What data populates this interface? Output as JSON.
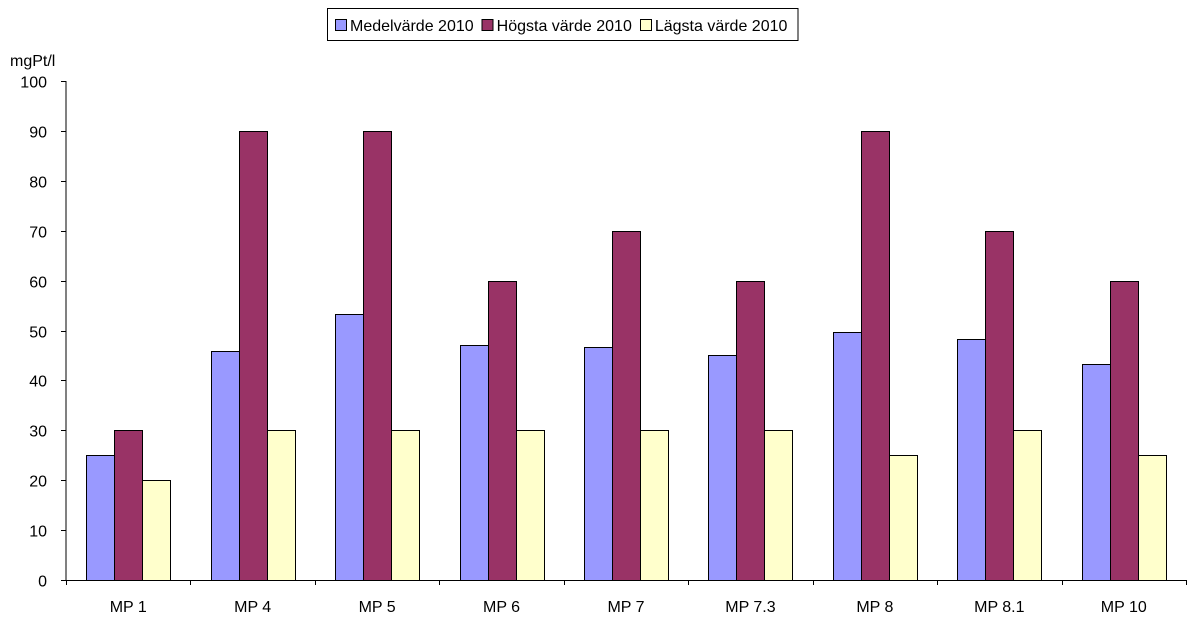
{
  "chart_data": {
    "type": "bar",
    "ylabel": "mgPt/l",
    "xlabel": "",
    "ylim": [
      0,
      100
    ],
    "yticks": [
      0,
      10,
      20,
      30,
      40,
      50,
      60,
      70,
      80,
      90,
      100
    ],
    "grid": false,
    "legend_position": "top",
    "categories": [
      "MP 1",
      "MP 4",
      "MP 5",
      "MP 6",
      "MP 7",
      "MP 7.3",
      "MP 8",
      "MP 8.1",
      "MP 10"
    ],
    "series": [
      {
        "name": "Medelvärde 2010",
        "color": "#9999ff",
        "values": [
          25,
          45.8,
          53.3,
          47,
          46.7,
          45,
          49.6,
          48.3,
          43.3
        ]
      },
      {
        "name": "Högsta värde 2010",
        "color": "#993366",
        "values": [
          30,
          90,
          90,
          60,
          70,
          60,
          90,
          70,
          60
        ]
      },
      {
        "name": "Lägsta värde 2010",
        "color": "#ffffcc",
        "values": [
          20,
          30,
          30,
          30,
          30,
          30,
          25,
          30,
          25
        ]
      }
    ]
  }
}
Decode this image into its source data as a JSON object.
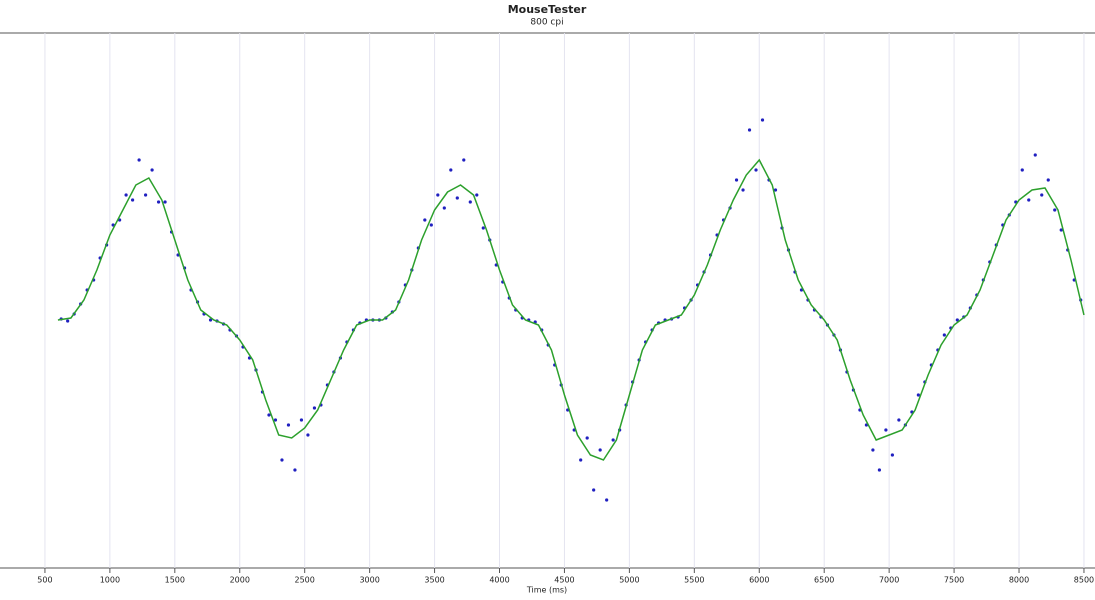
{
  "chart_data": {
    "type": "scatter",
    "title": "MouseTester",
    "subtitle": "800 cpi",
    "xlabel": "Time (ms)",
    "xlim": [
      154,
      8585
    ],
    "ylim": [
      -248,
      287
    ],
    "xticks": [
      500,
      1000,
      1500,
      2000,
      2500,
      3000,
      3500,
      4000,
      4500,
      5000,
      5500,
      6000,
      6500,
      7000,
      7500,
      8000,
      8500
    ],
    "grid": true,
    "series": [
      {
        "type": "scatter",
        "color": "#2020c0",
        "x": [
          625,
          675,
          725,
          775,
          825,
          875,
          925,
          975,
          1025,
          1075,
          1125,
          1175,
          1225,
          1275,
          1325,
          1375,
          1425,
          1475,
          1525,
          1575,
          1625,
          1675,
          1725,
          1775,
          1825,
          1875,
          1925,
          1975,
          2025,
          2075,
          2125,
          2175,
          2225,
          2275,
          2325,
          2375,
          2425,
          2475,
          2525,
          2575,
          2625,
          2675,
          2725,
          2775,
          2825,
          2875,
          2925,
          2975,
          3025,
          3075,
          3125,
          3175,
          3225,
          3275,
          3325,
          3375,
          3425,
          3475,
          3525,
          3575,
          3625,
          3675,
          3725,
          3775,
          3825,
          3875,
          3925,
          3975,
          4025,
          4075,
          4125,
          4175,
          4225,
          4275,
          4325,
          4375,
          4425,
          4475,
          4525,
          4575,
          4625,
          4675,
          4725,
          4775,
          4825,
          4875,
          4925,
          4975,
          5025,
          5075,
          5125,
          5175,
          5225,
          5275,
          5325,
          5375,
          5425,
          5475,
          5525,
          5575,
          5625,
          5675,
          5725,
          5775,
          5825,
          5875,
          5925,
          5975,
          6025,
          6075,
          6125,
          6175,
          6225,
          6275,
          6325,
          6375,
          6425,
          6475,
          6525,
          6575,
          6625,
          6675,
          6725,
          6775,
          6825,
          6875,
          6925,
          6975,
          7025,
          7075,
          7125,
          7175,
          7225,
          7275,
          7325,
          7375,
          7425,
          7475,
          7525,
          7575,
          7625,
          7675,
          7725,
          7775,
          7825,
          7875,
          7925,
          7975,
          8025,
          8075,
          8125,
          8175,
          8225,
          8275,
          8325,
          8375,
          8425,
          8475
        ],
        "values": [
          1,
          -1,
          6,
          16,
          30,
          40,
          62,
          75,
          95,
          100,
          125,
          120,
          160,
          125,
          150,
          118,
          118,
          88,
          65,
          52,
          30,
          18,
          6,
          0,
          -1,
          -4,
          -10,
          -16,
          -27,
          -38,
          -50,
          -72,
          -95,
          -100,
          -140,
          -105,
          -150,
          -100,
          -115,
          -88,
          -85,
          -65,
          -52,
          -38,
          -22,
          -10,
          -3,
          0,
          0,
          0,
          2,
          8,
          18,
          35,
          50,
          72,
          100,
          95,
          125,
          112,
          150,
          122,
          160,
          118,
          125,
          92,
          80,
          55,
          38,
          22,
          10,
          2,
          0,
          -2,
          -10,
          -25,
          -45,
          -65,
          -90,
          -110,
          -140,
          -118,
          -170,
          -130,
          -180,
          -120,
          -110,
          -85,
          -62,
          -40,
          -22,
          -10,
          -3,
          0,
          1,
          3,
          12,
          20,
          35,
          48,
          65,
          85,
          100,
          112,
          140,
          130,
          190,
          150,
          200,
          140,
          130,
          92,
          70,
          48,
          30,
          20,
          10,
          3,
          -5,
          -15,
          -30,
          -52,
          -70,
          -90,
          -105,
          -130,
          -150,
          -110,
          -135,
          -100,
          -105,
          -92,
          -75,
          -62,
          -45,
          -30,
          -15,
          -8,
          0,
          3,
          12,
          25,
          40,
          58,
          75,
          95,
          105,
          118,
          150,
          120,
          165,
          125,
          140,
          110,
          90,
          70,
          40,
          20
        ]
      },
      {
        "type": "line",
        "color": "#2ca02c",
        "x": [
          600,
          700,
          800,
          900,
          1000,
          1100,
          1200,
          1300,
          1400,
          1500,
          1600,
          1700,
          1800,
          1900,
          2000,
          2100,
          2200,
          2300,
          2400,
          2500,
          2600,
          2700,
          2800,
          2900,
          3000,
          3100,
          3200,
          3300,
          3400,
          3500,
          3600,
          3700,
          3800,
          3900,
          4000,
          4100,
          4200,
          4300,
          4400,
          4500,
          4600,
          4700,
          4800,
          4900,
          5000,
          5100,
          5200,
          5300,
          5400,
          5500,
          5600,
          5700,
          5800,
          5900,
          6000,
          6100,
          6200,
          6300,
          6400,
          6500,
          6600,
          6700,
          6800,
          6900,
          7000,
          7100,
          7200,
          7300,
          7400,
          7500,
          7600,
          7700,
          7800,
          7900,
          8000,
          8100,
          8200,
          8300,
          8400,
          8500
        ],
        "values": [
          0,
          2,
          20,
          50,
          85,
          110,
          135,
          142,
          120,
          80,
          40,
          10,
          0,
          -5,
          -20,
          -40,
          -80,
          -115,
          -118,
          -108,
          -90,
          -60,
          -30,
          -5,
          0,
          0,
          10,
          40,
          80,
          110,
          128,
          135,
          125,
          90,
          50,
          15,
          0,
          -5,
          -30,
          -75,
          -115,
          -135,
          -140,
          -120,
          -75,
          -30,
          -5,
          0,
          5,
          25,
          55,
          90,
          120,
          145,
          160,
          135,
          80,
          40,
          15,
          0,
          -20,
          -60,
          -95,
          -120,
          -115,
          -110,
          -90,
          -55,
          -25,
          -5,
          5,
          30,
          65,
          100,
          120,
          130,
          132,
          110,
          60,
          5
        ]
      }
    ]
  }
}
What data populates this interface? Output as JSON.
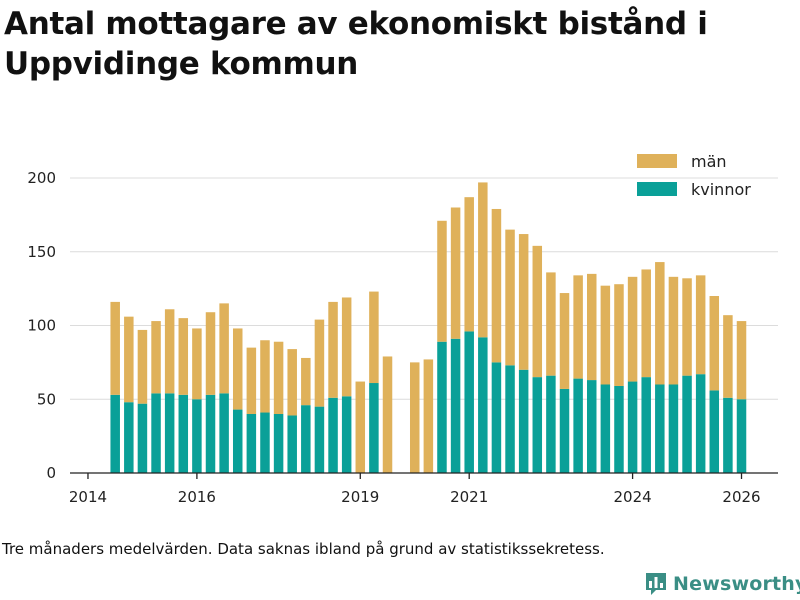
{
  "title": "Antal mottagare av ekonomiskt bistånd i Uppvidinge kommun",
  "note": "Tre månaders medelvärden. Data saknas ibland på grund av statistikssekretess.",
  "brand": "Newsworthy",
  "colors": {
    "man": "#dfb15a",
    "kvinnor": "#0aa098",
    "grid": "#dcdcdc",
    "axis": "#222222",
    "brand": "#3a8e85"
  },
  "chart_data": {
    "type": "bar",
    "stacked": true,
    "title": "Antal mottagare av ekonomiskt bistånd i Uppvidinge kommun",
    "xlabel": "",
    "ylabel": "",
    "ylim": [
      0,
      220
    ],
    "yticks": [
      0,
      50,
      100,
      150,
      200
    ],
    "xlim": [
      2013.67,
      2026.67
    ],
    "xticks": [
      2014,
      2016,
      2019,
      2021,
      2024,
      2026
    ],
    "x": [
      2014.5,
      2014.75,
      2015.0,
      2015.25,
      2015.5,
      2015.75,
      2016.0,
      2016.25,
      2016.5,
      2016.75,
      2017.0,
      2017.25,
      2017.5,
      2017.75,
      2018.0,
      2018.25,
      2018.5,
      2018.75,
      2019.0,
      2019.25,
      2019.5,
      2019.75,
      2020.0,
      2020.25,
      2020.5,
      2020.75,
      2021.0,
      2021.25,
      2021.5,
      2021.75,
      2022.0,
      2022.25,
      2022.5,
      2022.75,
      2023.0,
      2023.25,
      2023.5,
      2023.75,
      2024.0,
      2024.25,
      2024.5,
      2024.75,
      2025.0,
      2025.25,
      2025.5,
      2025.75,
      2026.0
    ],
    "series": [
      {
        "name": "kvinnor",
        "values": [
          53,
          48,
          47,
          54,
          54,
          53,
          50,
          53,
          54,
          43,
          40,
          41,
          40,
          39,
          46,
          45,
          51,
          52,
          0,
          61,
          null,
          0,
          0,
          0,
          89,
          91,
          96,
          92,
          75,
          73,
          70,
          65,
          66,
          57,
          64,
          63,
          60,
          59,
          62,
          65,
          60,
          60,
          66,
          67,
          56,
          51,
          50
        ]
      },
      {
        "name": "män",
        "values": [
          63,
          58,
          50,
          49,
          57,
          52,
          48,
          56,
          61,
          55,
          45,
          49,
          49,
          45,
          32,
          59,
          65,
          67,
          62,
          62,
          79,
          null,
          75,
          77,
          82,
          89,
          91,
          105,
          104,
          92,
          92,
          89,
          70,
          65,
          70,
          72,
          67,
          69,
          71,
          73,
          83,
          73,
          66,
          67,
          64,
          56,
          53
        ]
      }
    ],
    "legend": {
      "position": "top-right",
      "entries": [
        "män",
        "kvinnor"
      ]
    },
    "xtick_labels": [
      "2014",
      "2016",
      "2019",
      "2021",
      "2024",
      "2026"
    ],
    "ytick_labels": [
      "0",
      "50",
      "100",
      "150",
      "200"
    ]
  }
}
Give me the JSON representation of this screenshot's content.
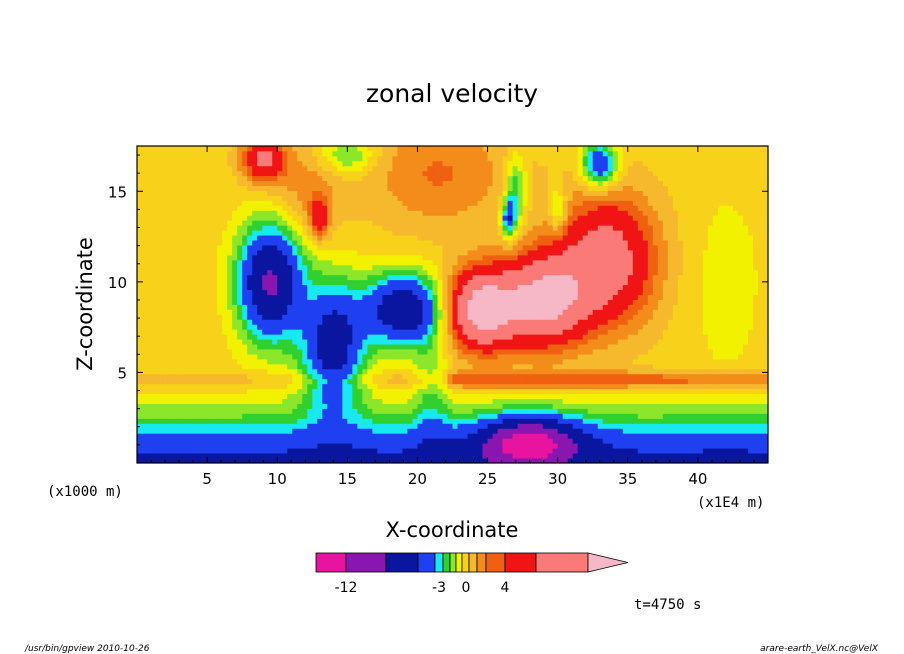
{
  "chart_data": {
    "type": "heatmap",
    "title": "zonal velocity",
    "xlabel": "X-coordinate",
    "ylabel": "Z-coordinate",
    "x_unit_label": "(x1E4 m)",
    "y_unit_label": "(x1000 m)",
    "xlim": [
      0,
      45
    ],
    "ylim": [
      0,
      17.5
    ],
    "xticks": [
      5,
      10,
      15,
      20,
      25,
      30,
      35,
      40
    ],
    "yticks": [
      5,
      10,
      15
    ],
    "grid": false,
    "colorbar": {
      "levels": [
        -15,
        -12,
        -9,
        -6,
        -4,
        -3,
        -2,
        -1,
        0,
        1,
        2,
        3,
        4,
        6,
        9
      ],
      "colors": [
        "#e8139e",
        "#8a16b0",
        "#0b16a0",
        "#1f40f0",
        "#18e8f0",
        "#30d030",
        "#8ce62a",
        "#f2f200",
        "#f8d21a",
        "#f6b82c",
        "#f38c1a",
        "#ef6010",
        "#f01414",
        "#fa7a78",
        "#f6b8c6"
      ],
      "tick_labels": [
        {
          "value": -12,
          "label": "-12"
        },
        {
          "value": -3,
          "label": "-3"
        },
        {
          "value": 0,
          "label": "0"
        },
        {
          "value": 4,
          "label": "4"
        }
      ]
    },
    "time_label": "t=4750 s"
  },
  "footer": {
    "left": "/usr/bin/gpview   2010-10-26",
    "right": "arare-earth_VelX.nc@VelX"
  }
}
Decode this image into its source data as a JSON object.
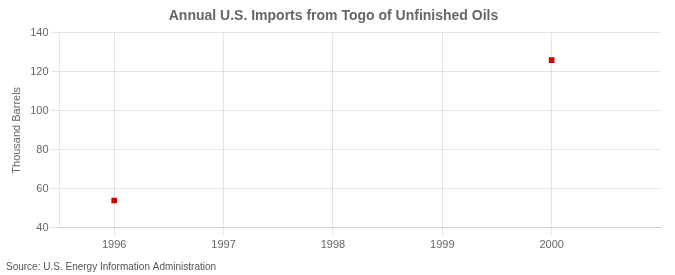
{
  "chart_data": {
    "type": "scatter",
    "title": "Annual U.S. Imports from Togo of Unfinished Oils",
    "ylabel": "Thousand Barrels",
    "source": "Source: U.S. Energy Information Administration",
    "x": [
      1996,
      2000
    ],
    "values": [
      54,
      126
    ],
    "xlim": [
      1995.5,
      2001.0
    ],
    "ylim": [
      40,
      140
    ],
    "xticks": [
      1996,
      1997,
      1998,
      1999,
      2000
    ],
    "yticks": [
      40,
      60,
      80,
      100,
      120,
      140
    ],
    "color": "#cc0000",
    "marker": "square",
    "grid": true
  }
}
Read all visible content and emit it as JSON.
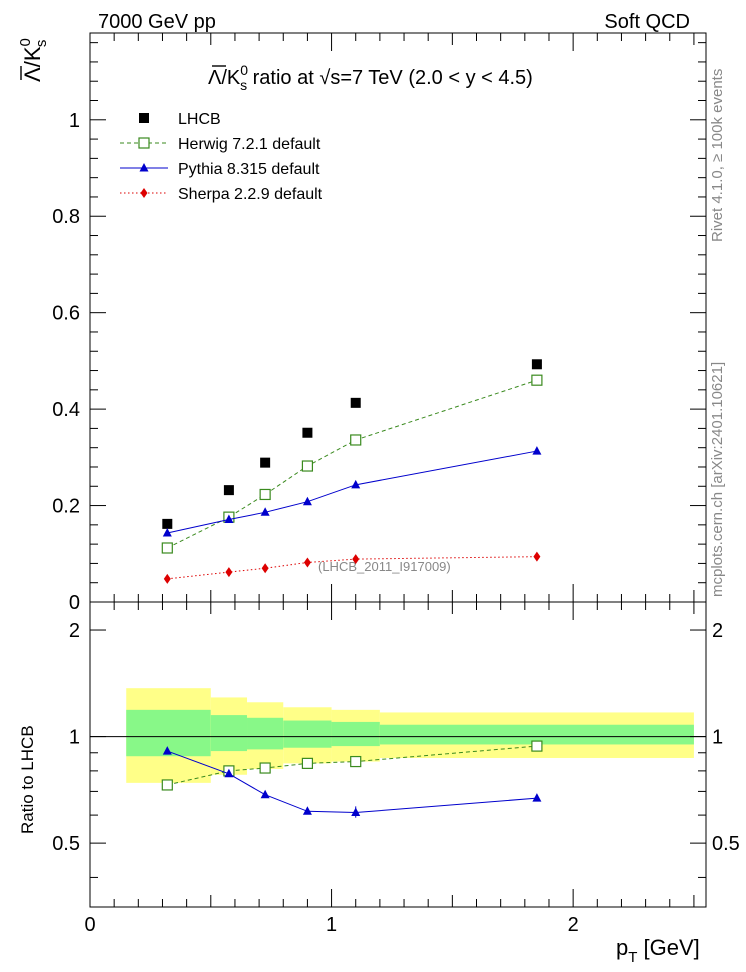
····················
Write out every line from the entries where "mottagare" appears.

TASK RESULT:
  "title": "Antal mottagare av ekonomiskt bistånd i Uppvidinge kommun",
    "title": "Antal mottagare av ekonomiskt bistånd i Uppvidinge kommun",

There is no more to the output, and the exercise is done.